Saved entries
——————————

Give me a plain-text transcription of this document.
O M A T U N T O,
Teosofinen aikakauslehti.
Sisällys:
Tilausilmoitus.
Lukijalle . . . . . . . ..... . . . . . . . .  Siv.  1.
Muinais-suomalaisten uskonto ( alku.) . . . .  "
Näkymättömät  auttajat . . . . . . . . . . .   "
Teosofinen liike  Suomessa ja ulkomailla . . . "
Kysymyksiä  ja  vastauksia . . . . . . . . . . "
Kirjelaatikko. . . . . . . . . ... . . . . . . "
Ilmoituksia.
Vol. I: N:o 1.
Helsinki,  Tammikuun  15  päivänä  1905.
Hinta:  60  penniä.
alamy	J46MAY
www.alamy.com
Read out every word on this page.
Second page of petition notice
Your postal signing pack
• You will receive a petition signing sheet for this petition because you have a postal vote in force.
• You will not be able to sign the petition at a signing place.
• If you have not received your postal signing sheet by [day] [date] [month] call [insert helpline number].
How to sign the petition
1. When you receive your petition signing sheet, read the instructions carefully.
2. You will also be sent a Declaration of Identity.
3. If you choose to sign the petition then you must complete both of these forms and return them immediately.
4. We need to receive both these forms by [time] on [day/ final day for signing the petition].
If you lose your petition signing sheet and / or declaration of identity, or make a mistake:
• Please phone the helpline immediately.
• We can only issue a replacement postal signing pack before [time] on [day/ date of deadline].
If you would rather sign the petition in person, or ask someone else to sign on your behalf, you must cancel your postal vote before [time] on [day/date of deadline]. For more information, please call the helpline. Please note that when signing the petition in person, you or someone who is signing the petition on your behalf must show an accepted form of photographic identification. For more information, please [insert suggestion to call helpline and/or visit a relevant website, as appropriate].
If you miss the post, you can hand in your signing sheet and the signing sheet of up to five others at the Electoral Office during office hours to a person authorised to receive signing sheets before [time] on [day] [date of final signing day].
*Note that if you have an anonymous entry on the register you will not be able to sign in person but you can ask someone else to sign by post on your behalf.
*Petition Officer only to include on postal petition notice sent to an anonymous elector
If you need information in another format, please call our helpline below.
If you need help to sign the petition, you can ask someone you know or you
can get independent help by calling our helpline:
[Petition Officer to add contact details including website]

——————————

Every record shown above should be written out again exactly.

EXERCISE SOLUTION:
Give me a plain-text transcription of this document.
O M A T U N T O,
Teosofinen aikakauslehti.
Sisällys:
Tilausilmoitus.
Lukijalle . . . . . . . ..... . . . . . . . .  Siv.  1.
Muinais-suomalaisten uskonto ( alku.) . . . .  "
Näkymättömät  auttajat . . . . . . . . . . .   "
Teosofinen liike  Suomessa ja ulkomailla . . . "
Kysymyksiä  ja  vastauksia . . . . . . . . . . "
Kirjelaatikko. . . . . . . . . ... . . . . . . "
Ilmoituksia.
Vol. I: N:o 1.
Helsinki,  Tammikuun  15  päivänä  1905.
Hinta:  60  penniä.
alamy	J46MAY
www.alamy.com
Read out every word on this page.
Second page of petition notice
Your postal signing pack
• You will receive a petition signing sheet for this petition because you have a postal vote in force.
• You will not be able to sign the petition at a signing place.
• If you have not received your postal signing sheet by [day] [date] [month] call [insert helpline number].
How to sign the petition
1. When you receive your petition signing sheet, read the instructions carefully.
2. You will also be sent a Declaration of Identity.
3. If you choose to sign the petition then you must complete both of these forms and return them immediately.
4. We need to receive both these forms by [time] on [day/ final day for signing the petition].
If you lose your petition signing sheet and / or declaration of identity, or make a mistake:
• Please phone the helpline immediately.
• We can only issue a replacement postal signing pack before [time] on [day/ date of deadline].
If you would rather sign the petition in person, or ask someone else to sign on your behalf, you must cancel your postal vote before [time] on [day/date of deadline]. For more information, please call the helpline. Please note that when signing the petition in person, you or someone who is signing the petition on your behalf must show an accepted form of photographic identification. For more information, please [insert suggestion to call helpline and/or visit a relevant website, as appropriate].
If you miss the post, you can hand in your signing sheet and the signing sheet of up to five others at the Electoral Office during office hours to a person authorised to receive signing sheets before [time] on [day] [date of final signing day].
*Note that if you have an anonymous entry on the register you will not be able to sign in person but you can ask someone else to sign by post on your behalf.
*Petition Officer only to include on postal petition notice sent to an anonymous elector
If you need information in another format, please call our helpline below.
If you need help to sign the petition, you can ask someone you know or you
can get independent help by calling our helpline:
[Petition Officer to add contact details including website]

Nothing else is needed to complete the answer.